Instructions to follow: Give a verbatim quotation of every record.

Entries shown:
# # # #
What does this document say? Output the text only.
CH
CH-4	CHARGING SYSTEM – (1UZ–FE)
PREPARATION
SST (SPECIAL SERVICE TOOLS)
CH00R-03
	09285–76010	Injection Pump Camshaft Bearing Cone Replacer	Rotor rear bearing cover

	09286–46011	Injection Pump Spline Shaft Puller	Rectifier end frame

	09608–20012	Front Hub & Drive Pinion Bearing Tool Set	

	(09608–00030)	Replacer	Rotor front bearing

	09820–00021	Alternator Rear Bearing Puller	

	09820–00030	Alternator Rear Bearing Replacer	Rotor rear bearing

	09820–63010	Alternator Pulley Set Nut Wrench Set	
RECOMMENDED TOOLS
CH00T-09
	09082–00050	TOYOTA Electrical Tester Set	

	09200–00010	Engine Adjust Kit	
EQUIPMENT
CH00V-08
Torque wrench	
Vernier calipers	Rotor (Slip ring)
# # # #
Answer:
What does this document say? Output the text only.
CH
CH-4	CHARGING SYSTEM – (1UZ–FE)
PREPARATION
SST (SPECIAL SERVICE TOOLS)
CH00R-03
	09285–76010	Injection Pump Camshaft Bearing Cone Replacer	Rotor rear bearing cover

	09286–46011	Injection Pump Spline Shaft Puller	Rectifier end frame

	09608–20012	Front Hub & Drive Pinion Bearing Tool Set	

	(09608–00030)	Replacer	Rotor front bearing

	09820–00021	Alternator Rear Bearing Puller	

	09820–00030	Alternator Rear Bearing Replacer	Rotor rear bearing

	09820–63010	Alternator Pulley Set Nut Wrench Set	
RECOMMENDED TOOLS
CH00T-09
	09082–00050	TOYOTA Electrical Tester Set	

	09200–00010	Engine Adjust Kit	
EQUIPMENT
CH00V-08
Torque wrench	
Vernier calipers	Rotor (Slip ring)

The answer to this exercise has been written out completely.